INPUT MATERIAL:
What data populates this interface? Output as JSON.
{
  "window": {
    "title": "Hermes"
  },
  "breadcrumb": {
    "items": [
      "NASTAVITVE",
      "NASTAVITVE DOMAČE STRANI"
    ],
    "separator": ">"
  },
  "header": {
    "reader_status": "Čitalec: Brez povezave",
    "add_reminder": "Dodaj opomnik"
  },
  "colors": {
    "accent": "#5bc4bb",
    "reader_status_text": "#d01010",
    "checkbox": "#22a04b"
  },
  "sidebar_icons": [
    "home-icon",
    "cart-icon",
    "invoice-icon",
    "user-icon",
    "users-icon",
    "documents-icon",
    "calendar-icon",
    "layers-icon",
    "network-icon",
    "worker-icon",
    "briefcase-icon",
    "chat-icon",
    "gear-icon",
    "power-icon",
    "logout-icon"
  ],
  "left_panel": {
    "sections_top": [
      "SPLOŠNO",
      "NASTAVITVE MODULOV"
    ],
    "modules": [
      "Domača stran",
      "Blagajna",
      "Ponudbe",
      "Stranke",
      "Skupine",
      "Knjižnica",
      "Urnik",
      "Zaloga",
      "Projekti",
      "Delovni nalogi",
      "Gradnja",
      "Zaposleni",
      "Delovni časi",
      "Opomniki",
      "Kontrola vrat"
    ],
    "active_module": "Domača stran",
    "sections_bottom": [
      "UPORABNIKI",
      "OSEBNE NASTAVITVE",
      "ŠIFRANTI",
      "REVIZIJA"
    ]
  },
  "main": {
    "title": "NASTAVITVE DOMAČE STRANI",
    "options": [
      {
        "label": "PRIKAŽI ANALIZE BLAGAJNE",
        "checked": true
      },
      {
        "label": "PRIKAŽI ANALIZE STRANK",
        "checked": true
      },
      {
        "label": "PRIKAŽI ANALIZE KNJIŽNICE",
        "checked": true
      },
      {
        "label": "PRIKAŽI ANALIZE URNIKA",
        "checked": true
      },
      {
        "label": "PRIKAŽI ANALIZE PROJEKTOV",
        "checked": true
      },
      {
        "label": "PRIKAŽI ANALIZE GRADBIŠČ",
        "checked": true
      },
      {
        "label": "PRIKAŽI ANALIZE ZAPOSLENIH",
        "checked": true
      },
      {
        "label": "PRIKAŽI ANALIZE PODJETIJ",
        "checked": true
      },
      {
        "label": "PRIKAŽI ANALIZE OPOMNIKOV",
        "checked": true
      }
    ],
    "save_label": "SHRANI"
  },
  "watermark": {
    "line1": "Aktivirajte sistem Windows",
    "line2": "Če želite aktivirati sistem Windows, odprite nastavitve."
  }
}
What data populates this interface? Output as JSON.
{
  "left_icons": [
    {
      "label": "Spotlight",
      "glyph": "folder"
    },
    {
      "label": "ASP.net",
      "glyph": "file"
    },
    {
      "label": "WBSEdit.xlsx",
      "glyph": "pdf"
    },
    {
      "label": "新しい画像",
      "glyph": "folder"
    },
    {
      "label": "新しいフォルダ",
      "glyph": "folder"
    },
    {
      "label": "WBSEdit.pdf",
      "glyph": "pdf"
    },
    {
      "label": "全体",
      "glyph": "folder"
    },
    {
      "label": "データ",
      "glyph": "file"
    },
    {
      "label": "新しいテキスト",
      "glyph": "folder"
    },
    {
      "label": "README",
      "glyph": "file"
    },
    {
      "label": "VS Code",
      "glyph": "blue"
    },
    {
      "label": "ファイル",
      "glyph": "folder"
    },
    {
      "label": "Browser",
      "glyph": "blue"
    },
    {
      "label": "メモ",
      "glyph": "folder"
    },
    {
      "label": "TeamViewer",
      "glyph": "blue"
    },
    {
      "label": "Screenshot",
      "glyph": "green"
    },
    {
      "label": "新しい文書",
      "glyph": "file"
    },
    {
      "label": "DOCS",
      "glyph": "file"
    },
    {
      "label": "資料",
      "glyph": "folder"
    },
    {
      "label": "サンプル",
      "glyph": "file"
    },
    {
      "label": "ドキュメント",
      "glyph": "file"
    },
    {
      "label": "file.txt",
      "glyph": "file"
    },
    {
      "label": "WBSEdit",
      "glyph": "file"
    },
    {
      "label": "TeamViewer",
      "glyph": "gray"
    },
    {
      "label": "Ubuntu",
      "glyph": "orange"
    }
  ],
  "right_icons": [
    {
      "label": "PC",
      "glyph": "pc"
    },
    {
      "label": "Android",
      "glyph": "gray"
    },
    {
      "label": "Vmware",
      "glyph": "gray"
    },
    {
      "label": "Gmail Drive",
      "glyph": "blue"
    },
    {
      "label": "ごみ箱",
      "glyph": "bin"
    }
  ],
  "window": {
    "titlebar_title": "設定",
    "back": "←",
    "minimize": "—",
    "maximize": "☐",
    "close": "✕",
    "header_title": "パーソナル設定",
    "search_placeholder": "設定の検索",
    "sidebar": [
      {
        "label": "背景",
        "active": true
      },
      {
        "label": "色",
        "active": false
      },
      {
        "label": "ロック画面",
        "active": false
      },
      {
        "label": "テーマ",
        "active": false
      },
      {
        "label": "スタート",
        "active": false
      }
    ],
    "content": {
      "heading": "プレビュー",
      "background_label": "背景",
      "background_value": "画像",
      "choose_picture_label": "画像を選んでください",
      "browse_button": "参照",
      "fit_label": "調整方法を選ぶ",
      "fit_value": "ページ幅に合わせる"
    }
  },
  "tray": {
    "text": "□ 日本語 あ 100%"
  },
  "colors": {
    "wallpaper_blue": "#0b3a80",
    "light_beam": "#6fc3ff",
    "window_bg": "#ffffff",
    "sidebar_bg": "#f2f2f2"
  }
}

PROBLEM TO SOLVE: Give back the whole listing exactly as it reads.

IN RESPONSE:
What data populates this interface? Output as JSON.
{
  "window": {
    "title": "Hermes"
  },
  "breadcrumb": {
    "items": [
      "NASTAVITVE",
      "NASTAVITVE DOMAČE STRANI"
    ],
    "separator": ">"
  },
  "header": {
    "reader_status": "Čitalec: Brez povezave",
    "add_reminder": "Dodaj opomnik"
  },
  "colors": {
    "accent": "#5bc4bb",
    "reader_status_text": "#d01010",
    "checkbox": "#22a04b"
  },
  "sidebar_icons": [
    "home-icon",
    "cart-icon",
    "invoice-icon",
    "user-icon",
    "users-icon",
    "documents-icon",
    "calendar-icon",
    "layers-icon",
    "network-icon",
    "worker-icon",
    "briefcase-icon",
    "chat-icon",
    "gear-icon",
    "power-icon",
    "logout-icon"
  ],
  "left_panel": {
    "sections_top": [
      "SPLOŠNO",
      "NASTAVITVE MODULOV"
    ],
    "modules": [
      "Domača stran",
      "Blagajna",
      "Ponudbe",
      "Stranke",
      "Skupine",
      "Knjižnica",
      "Urnik",
      "Zaloga",
      "Projekti",
      "Delovni nalogi",
      "Gradnja",
      "Zaposleni",
      "Delovni časi",
      "Opomniki",
      "Kontrola vrat"
    ],
    "active_module": "Domača stran",
    "sections_bottom": [
      "UPORABNIKI",
      "OSEBNE NASTAVITVE",
      "ŠIFRANTI",
      "REVIZIJA"
    ]
  },
  "main": {
    "title": "NASTAVITVE DOMAČE STRANI",
    "options": [
      {
        "label": "PRIKAŽI ANALIZE BLAGAJNE",
        "checked": true
      },
      {
        "label": "PRIKAŽI ANALIZE STRANK",
        "checked": true
      },
      {
        "label": "PRIKAŽI ANALIZE KNJIŽNICE",
        "checked": true
      },
      {
        "label": "PRIKAŽI ANALIZE URNIKA",
        "checked": true
      },
      {
        "label": "PRIKAŽI ANALIZE PROJEKTOV",
        "checked": true
      },
      {
        "label": "PRIKAŽI ANALIZE GRADBIŠČ",
        "checked": true
      },
      {
        "label": "PRIKAŽI ANALIZE ZAPOSLENIH",
        "checked": true
      },
      {
        "label": "PRIKAŽI ANALIZE PODJETIJ",
        "checked": true
      },
      {
        "label": "PRIKAŽI ANALIZE OPOMNIKOV",
        "checked": true
      }
    ],
    "save_label": "SHRANI"
  },
  "watermark": {
    "line1": "Aktivirajte sistem Windows",
    "line2": "Če želite aktivirati sistem Windows, odprite nastavitve."
  }
}
What data populates this interface? Output as JSON.
{
  "left_icons": [
    {
      "label": "Spotlight",
      "glyph": "folder"
    },
    {
      "label": "ASP.net",
      "glyph": "file"
    },
    {
      "label": "WBSEdit.xlsx",
      "glyph": "pdf"
    },
    {
      "label": "新しい画像",
      "glyph": "folder"
    },
    {
      "label": "新しいフォルダ",
      "glyph": "folder"
    },
    {
      "label": "WBSEdit.pdf",
      "glyph": "pdf"
    },
    {
      "label": "全体",
      "glyph": "folder"
    },
    {
      "label": "データ",
      "glyph": "file"
    },
    {
      "label": "新しいテキスト",
      "glyph": "folder"
    },
    {
      "label": "README",
      "glyph": "file"
    },
    {
      "label": "VS Code",
      "glyph": "blue"
    },
    {
      "label": "ファイル",
      "glyph": "folder"
    },
    {
      "label": "Browser",
      "glyph": "blue"
    },
    {
      "label": "メモ",
      "glyph": "folder"
    },
    {
      "label": "TeamViewer",
      "glyph": "blue"
    },
    {
      "label": "Screenshot",
      "glyph": "green"
    },
    {
      "label": "新しい文書",
      "glyph": "file"
    },
    {
      "label": "DOCS",
      "glyph": "file"
    },
    {
      "label": "資料",
      "glyph": "folder"
    },
    {
      "label": "サンプル",
      "glyph": "file"
    },
    {
      "label": "ドキュメント",
      "glyph": "file"
    },
    {
      "label": "file.txt",
      "glyph": "file"
    },
    {
      "label": "WBSEdit",
      "glyph": "file"
    },
    {
      "label": "TeamViewer",
      "glyph": "gray"
    },
    {
      "label": "Ubuntu",
      "glyph": "orange"
    }
  ],
  "right_icons": [
    {
      "label": "PC",
      "glyph": "pc"
    },
    {
      "label": "Android",
      "glyph": "gray"
    },
    {
      "label": "Vmware",
      "glyph": "gray"
    },
    {
      "label": "Gmail Drive",
      "glyph": "blue"
    },
    {
      "label": "ごみ箱",
      "glyph": "bin"
    }
  ],
  "window": {
    "titlebar_title": "設定",
    "back": "←",
    "minimize": "—",
    "maximize": "☐",
    "close": "✕",
    "header_title": "パーソナル設定",
    "search_placeholder": "設定の検索",
    "sidebar": [
      {
        "label": "背景",
        "active": true
      },
      {
        "label": "色",
        "active": false
      },
      {
        "label": "ロック画面",
        "active": false
      },
      {
        "label": "テーマ",
        "active": false
      },
      {
        "label": "スタート",
        "active": false
      }
    ],
    "content": {
      "heading": "プレビュー",
      "background_label": "背景",
      "background_value": "画像",
      "choose_picture_label": "画像を選んでください",
      "browse_button": "参照",
      "fit_label": "調整方法を選ぶ",
      "fit_value": "ページ幅に合わせる"
    }
  },
  "tray": {
    "text": "□ 日本語 あ 100%"
  },
  "colors": {
    "wallpaper_blue": "#0b3a80",
    "light_beam": "#6fc3ff",
    "window_bg": "#ffffff",
    "sidebar_bg": "#f2f2f2"
  }
}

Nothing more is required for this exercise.